:: WHAT THE EXERCISE ASKS ::
Search the material below for the string "Find" and extract each line that has it.
[start of STORED ROWS]
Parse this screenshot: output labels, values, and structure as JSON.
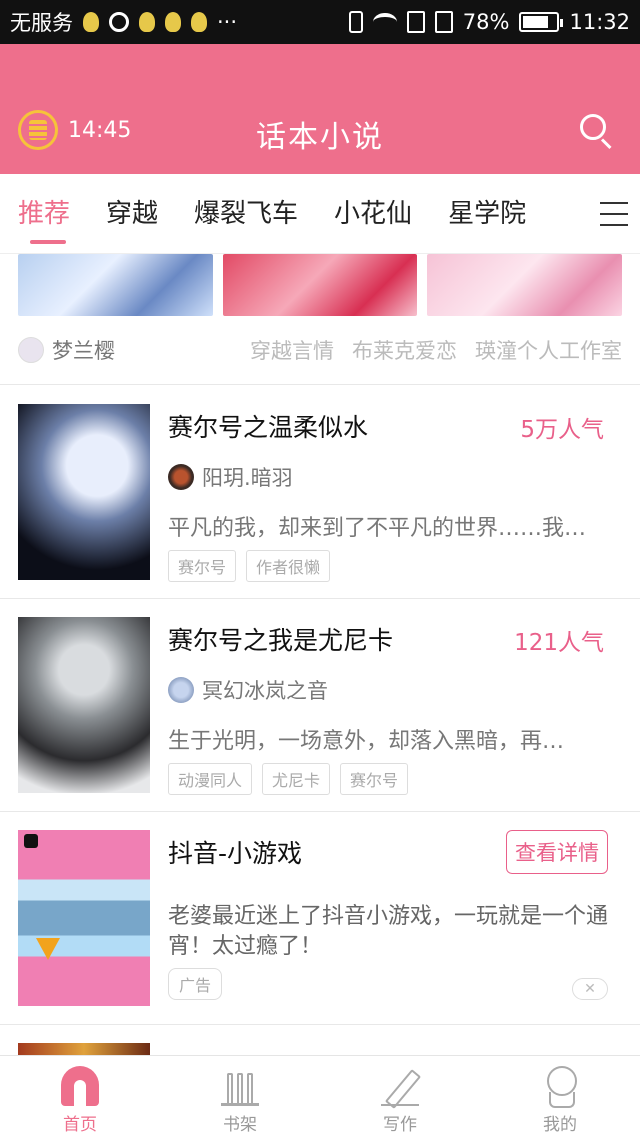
{
  "status_bar": {
    "carrier": "无服务",
    "dots": "···",
    "battery": "78%",
    "time": "11:32"
  },
  "header": {
    "timer": "14:45",
    "title": "话本小说"
  },
  "tabs": [
    "推荐",
    "穿越",
    "爆裂飞车",
    "小花仙",
    "星学院"
  ],
  "authors_row": {
    "first": "梦兰樱",
    "others": [
      "穿越言情",
      "布莱克爱恋",
      "瑛潼个人工作室"
    ]
  },
  "stories": [
    {
      "title": "赛尔号之温柔似水",
      "popularity": "5万人气",
      "author": "阳玥.暗羽",
      "desc": "平凡的我，却来到了不平凡的世界……我…",
      "tags": [
        "赛尔号",
        "作者很懒"
      ]
    },
    {
      "title": "赛尔号之我是尤尼卡",
      "popularity": "121人气",
      "author": "冥幻冰岚之音",
      "desc": "生于光明，一场意外，却落入黑暗，再…",
      "tags": [
        "动漫同人",
        "尤尼卡",
        "赛尔号"
      ]
    }
  ],
  "ad": {
    "title": "抖音-小游戏",
    "button": "查看详情",
    "desc": "老婆最近迷上了抖音小游戏，一玩就是一个通宵！太过瘾了！",
    "tag": "广告",
    "close": "✕"
  },
  "bottom_nav": [
    "首页",
    "书架",
    "写作",
    "我的"
  ],
  "colors": {
    "accent": "#ee6f8c",
    "popularity": "#e9608a"
  }
}
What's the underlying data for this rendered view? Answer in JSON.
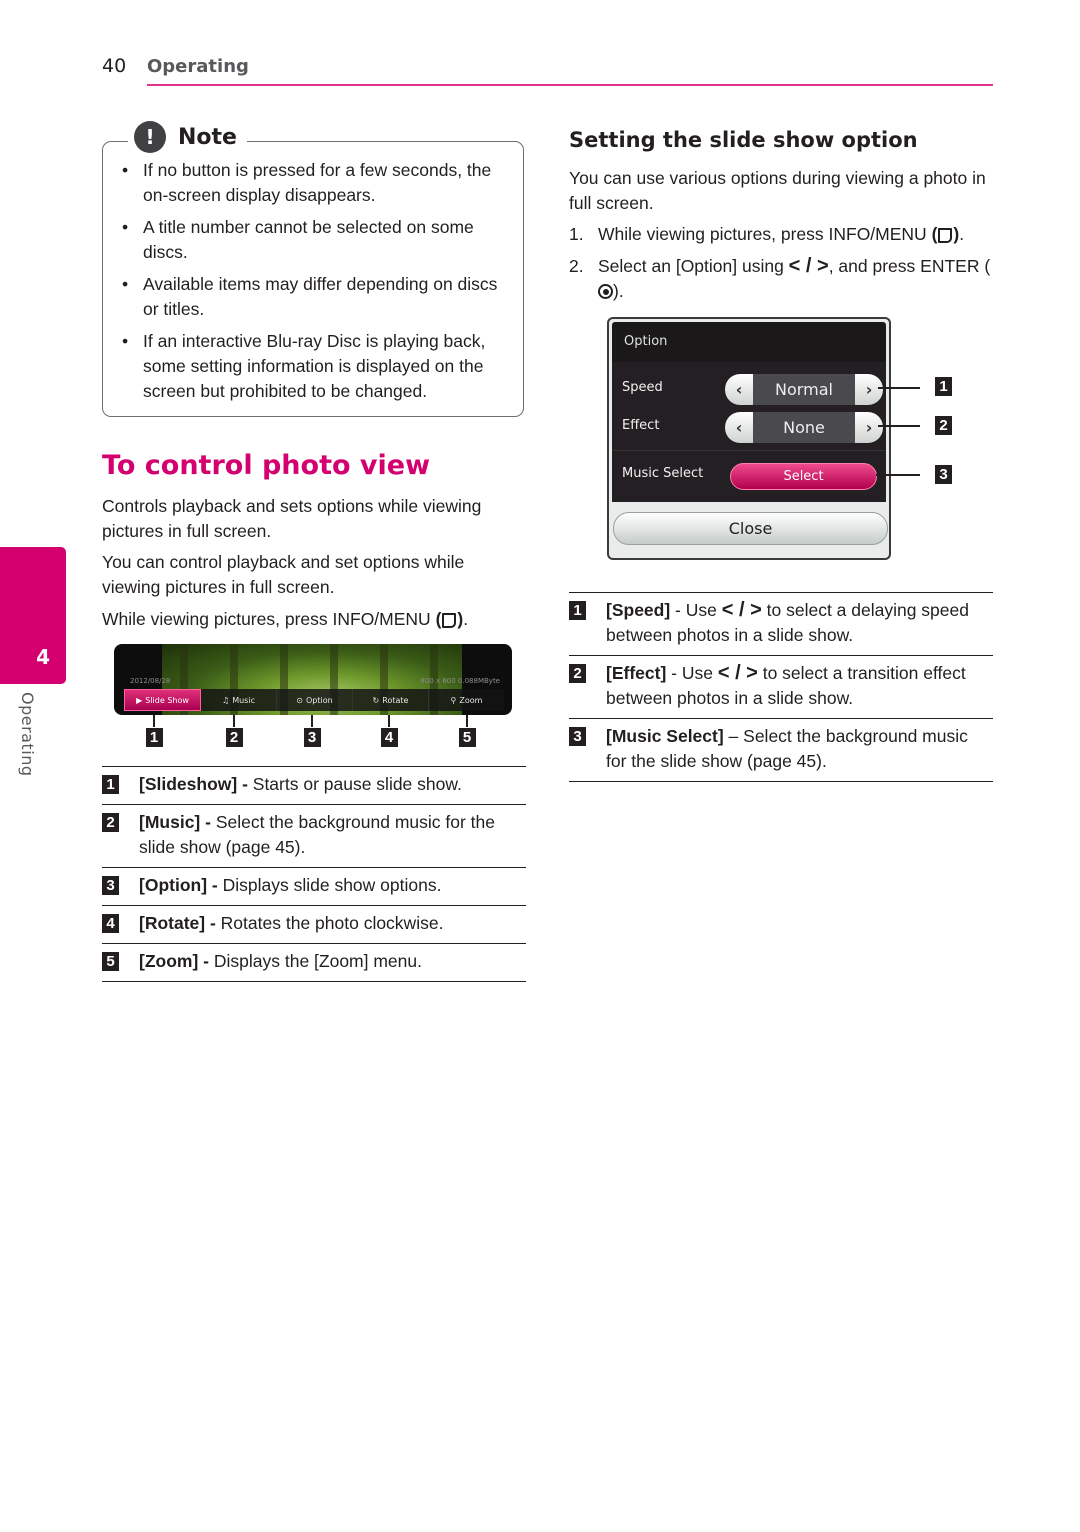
{
  "header": {
    "page_number": "40",
    "section": "Operating"
  },
  "side_tab": {
    "chapter_number": "4",
    "chapter_label": "Operating"
  },
  "note": {
    "title": "Note",
    "icon": "exclamation-icon",
    "items": [
      "If no button is pressed for a few seconds, the on-screen display disappears.",
      "A title number cannot be selected on some discs.",
      "Available items may differ depending on discs or titles.",
      "If an interactive Blu-ray Disc is playing back, some setting information is displayed on the screen but prohibited to be changed."
    ]
  },
  "photo_section": {
    "title": "To control photo view",
    "para1": "Controls playback and sets options while viewing pictures in full screen.",
    "para2": "You can control playback and set options while viewing pictures in full screen.",
    "para3_pre": "While viewing pictures, press INFO/MENU ",
    "para3_post": ".",
    "screen": {
      "date": "2012/08/28",
      "info": "800 x 600    0.088MByte",
      "toolbar": [
        {
          "label": "Slide Show",
          "icon": "play-icon",
          "glyph": "▶",
          "active": true
        },
        {
          "label": "Music",
          "icon": "music-note-icon",
          "glyph": "♫",
          "active": false
        },
        {
          "label": "Option",
          "icon": "option-icon",
          "glyph": "⊙",
          "active": false
        },
        {
          "label": "Rotate",
          "icon": "rotate-icon",
          "glyph": "↻",
          "active": false
        },
        {
          "label": "Zoom",
          "icon": "magnifier-icon",
          "glyph": "🔍",
          "active": false
        }
      ]
    },
    "callouts": [
      "1",
      "2",
      "3",
      "4",
      "5"
    ],
    "definitions": [
      {
        "num": "1",
        "term": "[Slideshow]",
        "sep": " - ",
        "desc": "Starts or pause slide show."
      },
      {
        "num": "2",
        "term": "[Music]",
        "sep": " - ",
        "desc": "Select the background music for the slide show (page 45)."
      },
      {
        "num": "3",
        "term": "[Option]",
        "sep": " - ",
        "desc": "Displays slide show options."
      },
      {
        "num": "4",
        "term": "[Rotate]",
        "sep": " - ",
        "desc": "Rotates the photo clockwise."
      },
      {
        "num": "5",
        "term": "[Zoom]",
        "sep": " - ",
        "desc": "Displays the [Zoom] menu."
      }
    ]
  },
  "slideshow_option": {
    "title": "Setting the slide show option",
    "intro": "You can use various options during viewing a photo in full screen.",
    "steps": [
      {
        "num": "1.",
        "pre": "While viewing pictures, press INFO/MENU ",
        "post": "."
      },
      {
        "num": "2.",
        "pre": "Select an [Option] using ",
        "arrows": "< / >",
        "mid": ", and press ENTER ",
        "post": "."
      }
    ],
    "dialog": {
      "title": "Option",
      "rows": [
        {
          "label": "Speed",
          "value": "Normal"
        },
        {
          "label": "Effect",
          "value": "None"
        }
      ],
      "music_label": "Music Select",
      "select_button": "Select",
      "close_button": "Close",
      "callouts": [
        "1",
        "2",
        "3"
      ]
    },
    "definitions": [
      {
        "num": "1",
        "term": "[Speed]",
        "sep": " - Use ",
        "arrows": "< / >",
        "desc": " to select a delaying speed between photos in a slide show."
      },
      {
        "num": "2",
        "term": "[Effect]",
        "sep": " - Use ",
        "arrows": "< / >",
        "desc": " to select a transition effect between photos in a slide show."
      },
      {
        "num": "3",
        "term": "[Music Select]",
        "sep": " – ",
        "arrows": "",
        "desc": "Select the background music for the slide show (page 45)."
      }
    ]
  },
  "colors": {
    "accent": "#d4006f",
    "rule": "#e2338d",
    "text": "#231f20"
  }
}
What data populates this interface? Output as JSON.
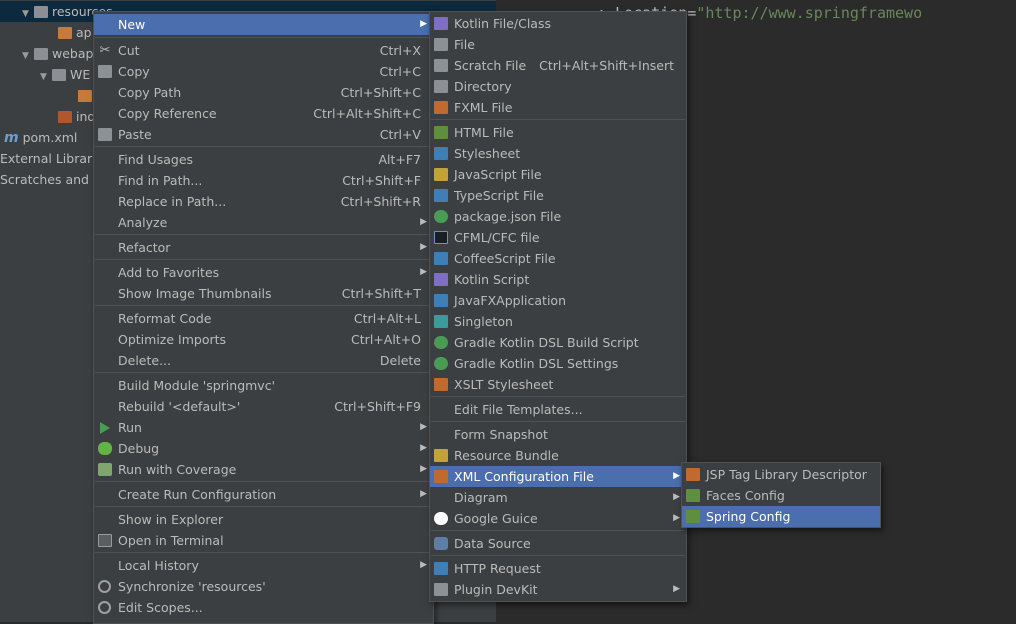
{
  "tree": {
    "items": [
      {
        "label": "resources",
        "arrow": "▼",
        "icon": "folder"
      },
      {
        "label": "ap",
        "arrow": "",
        "icon": "xml"
      },
      {
        "label": "webap",
        "arrow": "▼",
        "icon": "folder"
      },
      {
        "label": "WE",
        "arrow": "▼",
        "icon": "folder"
      },
      {
        "label": "",
        "arrow": "",
        "icon": "xml"
      },
      {
        "label": "ind",
        "arrow": "",
        "icon": "jsp"
      },
      {
        "label": "pom.xml",
        "arrow": "",
        "icon": "maven"
      },
      {
        "label": "External Librari",
        "arrow": "",
        "icon": "lib"
      },
      {
        "label": "Scratches and C",
        "arrow": "",
        "icon": "lib"
      }
    ]
  },
  "editor": {
    "code_prefix": ":    ",
    "code_attr": "Location=",
    "code_string": "\"http://www.springframewo"
  },
  "context_menu": {
    "items": [
      {
        "label": "New",
        "shortcut": "",
        "submenu": true,
        "icon": "",
        "highlighted": true
      },
      {
        "label": "Cut",
        "shortcut": "Ctrl+X",
        "submenu": false,
        "icon": "cut-icon"
      },
      {
        "label": "Copy",
        "shortcut": "Ctrl+C",
        "submenu": false,
        "icon": "copy-icon"
      },
      {
        "label": "Copy Path",
        "shortcut": "Ctrl+Shift+C",
        "submenu": false,
        "icon": ""
      },
      {
        "label": "Copy Reference",
        "shortcut": "Ctrl+Alt+Shift+C",
        "submenu": false,
        "icon": ""
      },
      {
        "label": "Paste",
        "shortcut": "Ctrl+V",
        "submenu": false,
        "icon": "paste-icon"
      },
      {
        "label": "Find Usages",
        "shortcut": "Alt+F7",
        "submenu": false,
        "icon": ""
      },
      {
        "label": "Find in Path...",
        "shortcut": "Ctrl+Shift+F",
        "submenu": false,
        "icon": ""
      },
      {
        "label": "Replace in Path...",
        "shortcut": "Ctrl+Shift+R",
        "submenu": false,
        "icon": ""
      },
      {
        "label": "Analyze",
        "shortcut": "",
        "submenu": true,
        "icon": ""
      },
      {
        "label": "Refactor",
        "shortcut": "",
        "submenu": true,
        "icon": ""
      },
      {
        "label": "Add to Favorites",
        "shortcut": "",
        "submenu": true,
        "icon": ""
      },
      {
        "label": "Show Image Thumbnails",
        "shortcut": "Ctrl+Shift+T",
        "submenu": false,
        "icon": ""
      },
      {
        "label": "Reformat Code",
        "shortcut": "Ctrl+Alt+L",
        "submenu": false,
        "icon": ""
      },
      {
        "label": "Optimize Imports",
        "shortcut": "Ctrl+Alt+O",
        "submenu": false,
        "icon": ""
      },
      {
        "label": "Delete...",
        "shortcut": "Delete",
        "submenu": false,
        "icon": ""
      },
      {
        "label": "Build Module 'springmvc'",
        "shortcut": "",
        "submenu": false,
        "icon": ""
      },
      {
        "label": "Rebuild '<default>'",
        "shortcut": "Ctrl+Shift+F9",
        "submenu": false,
        "icon": ""
      },
      {
        "label": "Run",
        "shortcut": "",
        "submenu": true,
        "icon": "run-icon"
      },
      {
        "label": "Debug",
        "shortcut": "",
        "submenu": true,
        "icon": "debug-icon"
      },
      {
        "label": "Run with Coverage",
        "shortcut": "",
        "submenu": true,
        "icon": "coverage-icon"
      },
      {
        "label": "Create Run Configuration",
        "shortcut": "",
        "submenu": true,
        "icon": ""
      },
      {
        "label": "Show in Explorer",
        "shortcut": "",
        "submenu": false,
        "icon": ""
      },
      {
        "label": "Open in Terminal",
        "shortcut": "",
        "submenu": false,
        "icon": "terminal-icon"
      },
      {
        "label": "Local History",
        "shortcut": "",
        "submenu": true,
        "icon": ""
      },
      {
        "label": "Synchronize 'resources'",
        "shortcut": "",
        "submenu": false,
        "icon": "sync-icon"
      },
      {
        "label": "Edit Scopes...",
        "shortcut": "",
        "submenu": false,
        "icon": "scope-icon"
      }
    ]
  },
  "new_menu": {
    "items": [
      {
        "label": "Kotlin File/Class",
        "shortcut": "",
        "submenu": false,
        "icon": "kotlin-file-icon"
      },
      {
        "label": "File",
        "shortcut": "",
        "submenu": false,
        "icon": "file-icon"
      },
      {
        "label": "Scratch File",
        "shortcut": "Ctrl+Alt+Shift+Insert",
        "submenu": false,
        "icon": "scratch-file-icon"
      },
      {
        "label": "Directory",
        "shortcut": "",
        "submenu": false,
        "icon": "directory-icon"
      },
      {
        "label": "FXML File",
        "shortcut": "",
        "submenu": false,
        "icon": "fxml-file-icon"
      },
      {
        "label": "HTML File",
        "shortcut": "",
        "submenu": false,
        "icon": "html-file-icon"
      },
      {
        "label": "Stylesheet",
        "shortcut": "",
        "submenu": false,
        "icon": "css-file-icon"
      },
      {
        "label": "JavaScript File",
        "shortcut": "",
        "submenu": false,
        "icon": "js-file-icon"
      },
      {
        "label": "TypeScript File",
        "shortcut": "",
        "submenu": false,
        "icon": "ts-file-icon"
      },
      {
        "label": "package.json File",
        "shortcut": "",
        "submenu": false,
        "icon": "nodejs-icon"
      },
      {
        "label": "CFML/CFC file",
        "shortcut": "",
        "submenu": false,
        "icon": "cfml-icon"
      },
      {
        "label": "CoffeeScript File",
        "shortcut": "",
        "submenu": false,
        "icon": "coffeescript-icon"
      },
      {
        "label": "Kotlin Script",
        "shortcut": "",
        "submenu": false,
        "icon": "kotlin-script-icon"
      },
      {
        "label": "JavaFXApplication",
        "shortcut": "",
        "submenu": false,
        "icon": "javafx-icon"
      },
      {
        "label": "Singleton",
        "shortcut": "",
        "submenu": false,
        "icon": "singleton-icon"
      },
      {
        "label": "Gradle Kotlin DSL Build Script",
        "shortcut": "",
        "submenu": false,
        "icon": "gradle-icon"
      },
      {
        "label": "Gradle Kotlin DSL Settings",
        "shortcut": "",
        "submenu": false,
        "icon": "gradle-icon"
      },
      {
        "label": "XSLT Stylesheet",
        "shortcut": "",
        "submenu": false,
        "icon": "xslt-icon"
      },
      {
        "label": "Edit File Templates...",
        "shortcut": "",
        "submenu": false,
        "icon": ""
      },
      {
        "label": "Form Snapshot",
        "shortcut": "",
        "submenu": false,
        "icon": ""
      },
      {
        "label": "Resource Bundle",
        "shortcut": "",
        "submenu": false,
        "icon": "resource-bundle-icon"
      },
      {
        "label": "XML Configuration File",
        "shortcut": "",
        "submenu": true,
        "icon": "xml-config-icon",
        "highlighted": true
      },
      {
        "label": "Diagram",
        "shortcut": "",
        "submenu": true,
        "icon": ""
      },
      {
        "label": "Google Guice",
        "shortcut": "",
        "submenu": true,
        "icon": "google-icon"
      },
      {
        "label": "Data Source",
        "shortcut": "",
        "submenu": false,
        "icon": "datasource-icon"
      },
      {
        "label": "HTTP Request",
        "shortcut": "",
        "submenu": false,
        "icon": "http-request-icon"
      },
      {
        "label": "Plugin DevKit",
        "shortcut": "",
        "submenu": true,
        "icon": "plugin-devkit-icon"
      }
    ]
  },
  "xml_menu": {
    "items": [
      {
        "label": "JSP Tag Library Descriptor",
        "icon": "tld-icon"
      },
      {
        "label": "Faces Config",
        "icon": "faces-config-icon"
      },
      {
        "label": "Spring Config",
        "icon": "spring-config-icon",
        "highlighted": true
      }
    ]
  }
}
[end of STORED ROWS]
:: REPLY TO THE TASK ::
        "label": "Find Usages",
        "label": "Find in Path...",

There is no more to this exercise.